**TASK DIRECTIONS**
Show all lines from the listing below that contain "most".

**Records from a dataset**
....

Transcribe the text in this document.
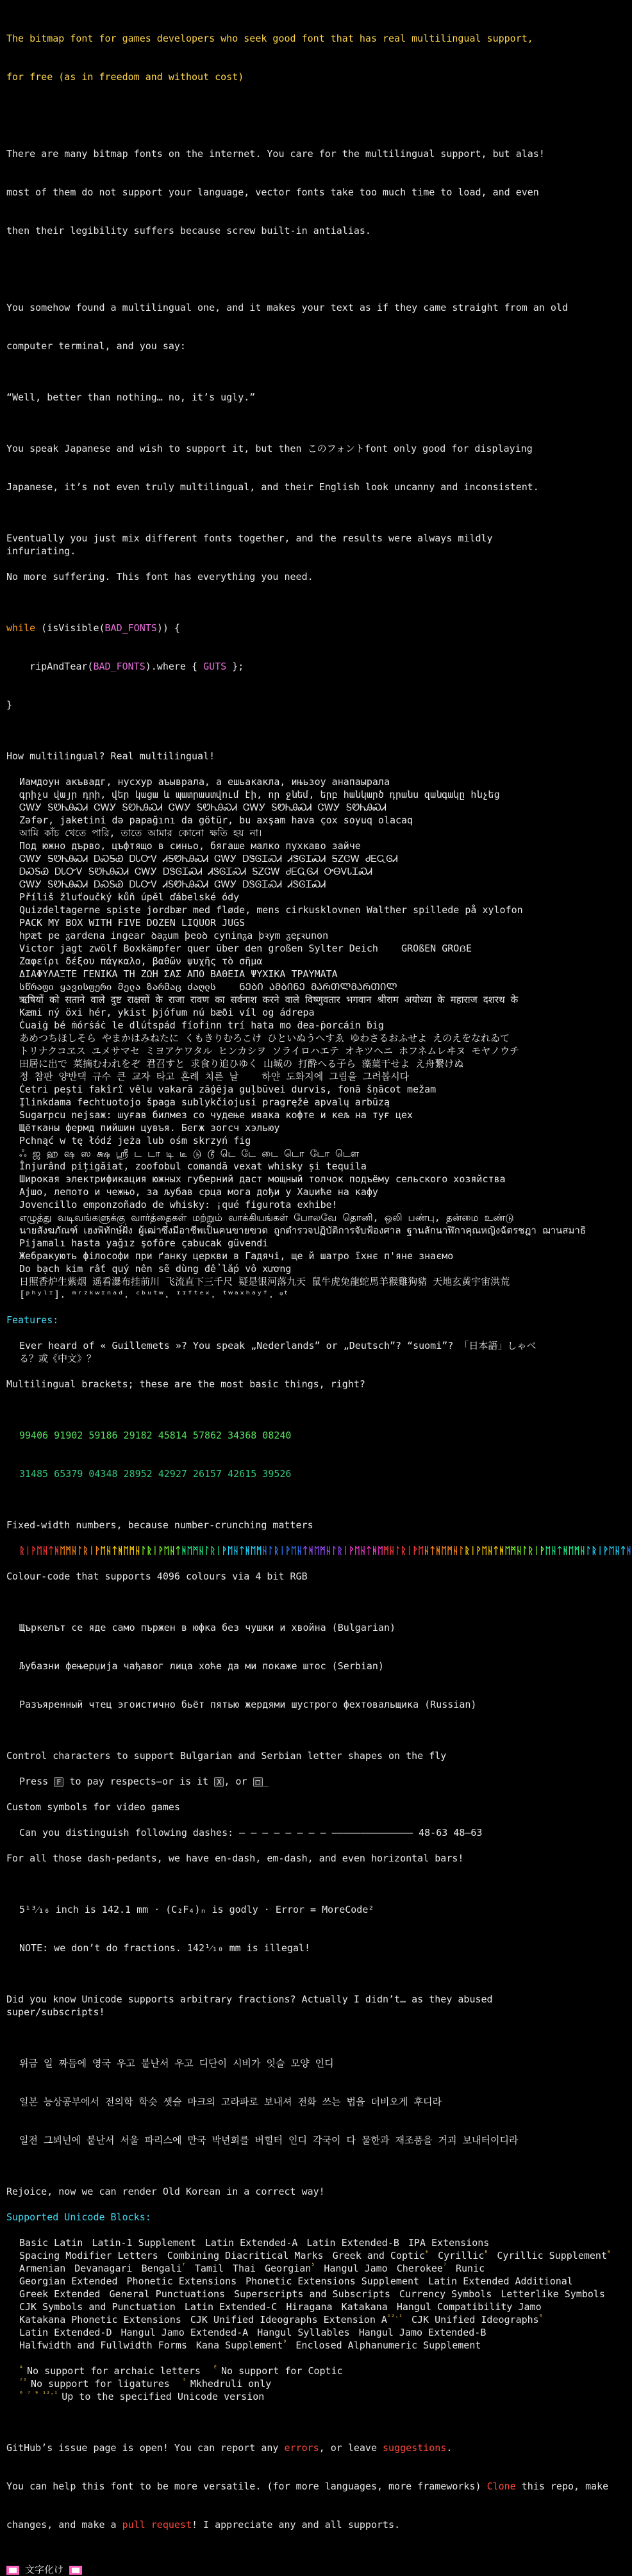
The bitmap font for games developers who seek good font that has real multilingual support,

for free (as in freedom and without cost)

There are many bitmap fonts on the internet. You care for the multilingual support, but alas!

most of them do not support your language, vector fonts take too much time to load, and even

then their legibility suffers because screw built-in antialias.

You somehow found a multilingual one, and it makes your text as if they came straight from an old

computer terminal, and you say:

“Well, better than nothing… no, it’s ugly.”

You speak Japanese and wish to support it, but then このフォントfont only good for displaying

Japanese, it’s not even truly multilingual, and their English look uncanny and inconsistent.

Eventually you just mix different fonts together, and the results were always mildly infuriating.
No more suffering. This font has everything you need.

while (isVisible(BAD_FONTS)) {

ripAndTear(BAD_FONTS).where { GUTS };

}

How multilingual? Real multilingual!
Иамдоун акъвадг, нусхур аъыврала, а ешьакакла, ињьзоу анапаырала
գրիչս վայր դրի, վեր կացա և պատրաստվում էի, որ ջնեմ, երբ հանկարծ դրանս զանգակը հնչեց
ᏣᎳᎩ ᎦᏬᏂᎯᏍᏗ ᏣᎳᎩ ᎦᏬᏂᎯᏍᏗ ᏣᎳᎩ ᎦᏬᏂᎯᏍᏗ ᏣᎳᎩ ᎦᏬᏂᎯᏍᏗ ᏣᎳᎩ ᎦᏬᏂᎯᏍᏗ
Zəfər, jaketini də papağını da götür, bu axşam hava çox soyuq olacaq
আমি কাঁচ খেতে পারি, তাতে আমার কোনো ক্ষতি হয় না।
Под южно дърво, цъфтящо в синьо, бягаше малко пухкаво зайче
ᏣᎳᎩ ᎦᏬᏂᎯᏍᏗ ᎠᏍᎦᏯ ᎠᏓᏅᏙ ᏗᎦᏬᏂᎯᏍᏗ ᏣᎳᎩ ᎠᏕᎶᏆᏍᏗ ᏗᏕᎶᏆᏍᏗ ᎦᏃᏣᎳ ᏧᎬᏩᎶᏗ
ᎠᏍᎦᏯ ᎠᏓᏅᏙ ᎦᏬᏂᎯᏍᏗ ᏣᎳᎩ ᎠᏕᎶᏆᏍᏗ ᏗᏕᎶᏆᏍᏗ ᎦᏃᏣᎳ ᏧᎬᏩᎶᏗ ᎤᎾᏙᏓᏆᏍᏗ
ᏣᎳᎩ ᎦᏬᏂᎯᏍᏗ ᎠᏍᎦᏯ ᎠᏓᏅᏙ ᏗᎦᏬᏂᎯᏍᏗ ᏣᎳᎩ ᎠᏕᎶᏆᏍᏗ ᏗᏕᎶᏆᏍᏗ
Příliš žluťoučký kůň úpěl ďábelské ódy
Quizdeltagerne spiste jordbær med fløde, mens cirkusklovnen Walther spillede på xylofon
PACK MY BOX WITH FIVE DOZEN LIQUOR JUGS
hƿæt pe ᵹardena ingear ꝺaᵹum þeoꝺ cyninᵹa þꝛym ᵹeꝼꝛunon
Victor jagt zwölf Boxkämpfer quer über den großen Sylter Deich    GROßEN GROẞE
Ζαφείρι δέξου πάγκαλο, βαθῶν ψυχῆς τὸ σῆμα
ΔΙΑΦΥΛΑΞΤΕ ΓΕΝΙΚΑ ΤΗ ΖΩΗ ΣΑΣ ΑΠΟ ΒΑΘΕΙΑ ΨΥΧΙΚΑ ΤΡΑΥΜΑΤΑ
სწრაფი ყავისფერი მელა ზარმაც ძაღლს    ᲜᲔᲑᲘ ᲐᲛᲑᲘᲜᲔ ᲛᲐᲠᲗᲚᲛᲐᲠᲗᲘᲚ
ऋषियों को सताने वाले दुष्ट राक्षसों के राजा रावण का सर्वनाश करने वाले विष्णुवतार भगवान श्रीराम अयोध्या के महाराज दशरथ के
Kæmi ný öxi hér, ykist þjófum nú bæði víl og ádrepa
Ċuaiġ bé ṁórṡáċ le dlúṫspád fíoḟinn trí hata mo ḋea-ṗorcáin ḃig
あめつちほしそら やまかはみねたに くもきりむろこけ ひといぬうへすゑ ゆわさるおふせよ えのえをなれゐて
トリナクコヱス ユメサマセ ミヨアケワタル ヒンカシヲ ソライロハエテ オキツヘニ ホフネムレヰヌ モヤノウチ
田居に出で 菜摘むわれをぞ 君召すと 求食り追ひゆく 山城の 打酔へる子ら 藻葉干せよ え舟繋けぬ
정 참판 양반댁 규수 큰 교자 타고 혼례 치른 날    하얀 도화지에 그림을 그려봅시다
Ċetri pești fakîrî vêlu vakarā zāģēja guļbūvei durvis, fonā šņācot mežam
Įlinkdama fechtuotojo špaga sublykčiojusi pragręžė apvalų arbūzą
Sugarpcu nejsaж: шуғав билмез со чудење ивака кофте и кељ на туғ цех
Щётканы фермд пийшин цувъя. Бегж зогсч хэльюу
Pchnąć w tę łódź jeża lub ośm skrzyń fig
ஃ ஜ ஹ ஷ ஸ க்ஷ ஸ்ரீ ட டா டி டீ டு டூ டெ டே டை டொ டோ டௌ
Înjurând pițigăiat, zoofobul comandă vexat whisky și tequila
Широкая электрификация южных губерний даст мощный толчок подъёму сельского хозяйства
Ајшо, лепото и чежњо, за љубав срца мога дођи у Хаџиће на кафу
Jovencillo emponzoñado de whisky: ¡qué figurota exhibe!
எழுத்து வடிவங்களுக்கு வார்த்தைகள் மற்றும் வாக்கியங்கள் போலவே தொனி, ஒலி பண்பு, தன்மை உண்டு
นายสังฆภัณฑ์ เฮงพิทักษ์ฝั่ง ผู้เฒ่าซึ่งมีอาชีพเป็นฅนขายฃวด ถูกตำรวจปฏิบัติการจับฟ้องศาล ฐานลักนาฬิกาคุณหญิงฉัตรชฎา ฌานสมาธิ
Pijamalı hasta yağız şoföre çabucak güvendi
Жебракують філософи при ґанку церкви в Гадячі, ще й шатро їхнє п'яне знаємо
Do bạch kim rất quý nên sẽ dùng để lắp vô xương
日照香炉生紫烟 遥看瀑布挂前川 飞流直下三千尺 疑是银河落九天 鼠牛虎兔龍蛇馬羊猴雞狗豬 天地玄黃宇宙洪荒
[ᵖʰʸˡᶦ]. ᵐʳᶻᵏʷᶦⁿᵃᵈ. ᶜᵇᵘᵗʷ. ᶦᶦᶠᵗᵉˣ. ᵗʷᵃˣʰᵃʸᶠ. ᵠᵗ
Features:
Ever heard of « Guillemets »? You speak „Nederlands” or „Deutsch”? “suomi”? 「日本語」しゃべる？或《中文》？
Multilingual brackets; these are the most basic things, right?

99406 91902 59186 29182 45814 57862 34368 08240

31485 65379 04348 28952 42927 26157 42615 39526

Fixed-width numbers, because number-crunching matters
ᚱᛁᚹᛖᚺᛏᚻᛖᛗᚺᛚᚱᛁᚹᛖᚺᛏᚻᛖᛗᚺᛚᚱᛁᚹᛖᚺᛏᚻᛖᛗᚺᛚᚱᛁᚹᛖᚺᛏᚻᛖᛗᚺᛚᚱᛁᚹᛖᚺᛏᚻᛖᛗᚺᛚᚱᛁᚹᛖᚺᛏᚻᛖᛗᚺᛚᚱᛁᚹᛖᚺᛏᚻᛖᛗᚺᛚᚱᛁᚹᛖᚺᛏᚻᛖᛗᚺᛚᚱᛁᚹᛖᚺᛏᚻᛖᛗᚺᛚᚱᛁᚹᛖᚺᛏᚻ
Colour-code that supports 4096 colours via 4 bit RGB

Щъркелът се яде само пържен в юфка без чушки и хвойна (Bulgarian)

Љубазни фењерџија чађавог лица хоће да ми покаже штос (Serbian)

Разъяренный чтец эгоистично бьёт пятью жердями шустрого фехтовальщика (Russian)

Control characters to support Bulgarian and Serbian letter shapes on the fly
Press F to pay respects—or is it X , or □ _
Custom symbols for video games
Can you distinguish following dashes: – – – – – – – – —————————————— 48-63 48–63
For all those dash-pedants, we have en-dash, em-dash, and even horizontal bars!

5¹³⁄₁₆ inch is 142.1 mm · (C₂F₄)ₙ is godly · Error = MoreCode²

NOTE: we don’t do fractions. 142¹⁄₁₀ mm is illegal!

Did you know Unicode supports arbitrary fractions? Actually I didn’t… as they abused super/subscripts!

위금 일 짜듬에 영국 우고 붙난서 우고 디단이 시비가 잇슬 모양 인디

일본 능상공부에서 전의학 학슷 셋슬 마크의 고라파로 보내셔 전화 쓰는 법을 더비오게 후디라

일전 그뵈넌에 붙난서 서울 파리스에 만국 박년회를 버힐터 인디 각국이 다 물한과 재조품을 거괴 보내터이디라

Rejoice, now we can render Old Korean in a correct way!
Supported Unicode Blocks:
Basic Latin Latin-1 Supplement Latin Extended-A Latin Extended-B IPA Extensions
Spacing Modifier Letters Combining Diacritical Marks Greek and Coptic$^ᴱ$ Cyrillic$^ᴮ$ Cyrillic Supplement$^ᴮ$
Armenian Devanagari Bengali$^ᶠ$ Tamil Thai Georgian$^{^5}$ Hangul Jamo Cherokee$^{^7}$ Runic
Georgian Extended Phonetic Extensions Phonetic Extensions Supplement Latin Extended Additional
Greek Extended General Punctuations Superscripts and Subscripts Currency Symbols Letterlike Symbols
CJK Symbols and Punctuation Latin Extended-C Hiragana Katakana Hangul Compatibility Jamo
Katakana Phonetic Extensions CJK Unified Ideographs Extension $A^{^{12}\cdot^1}$ CJK Unified Ideographs$^{^6}$
Latin Extended-D Hangul Jamo Extended-A Hangul Syllables Hangul Jamo Extended-B
Halfwidth and Fullwidth Forms Kana Supplement$^{^9}$ Enclosed Alphanumeric Supplement
$^ᴬ$ No support for archaic letters $^ᴱ$ No support for Coptic
$^{ᶠᴵ}$ No support for ligatures $^{^5}$ Mkhedruli only
$^{^6 ^7 ^9 ^{12}\cdot^1}$ Up to the specified Unicode version

GitHub’s issue page is open! You can report any errors, or leave suggestions.

You can help this font to be more versatile. (for more languages, more frameworks) Clone this repo, make

changes, and make a pull request! I appreciate any and all supports.

文字化け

....

**ANSWER TO THE PROBLEM**
most of them do not support your language, vector fonts take too much time to load, and even
Multilingual brackets; these are the most basic things, right?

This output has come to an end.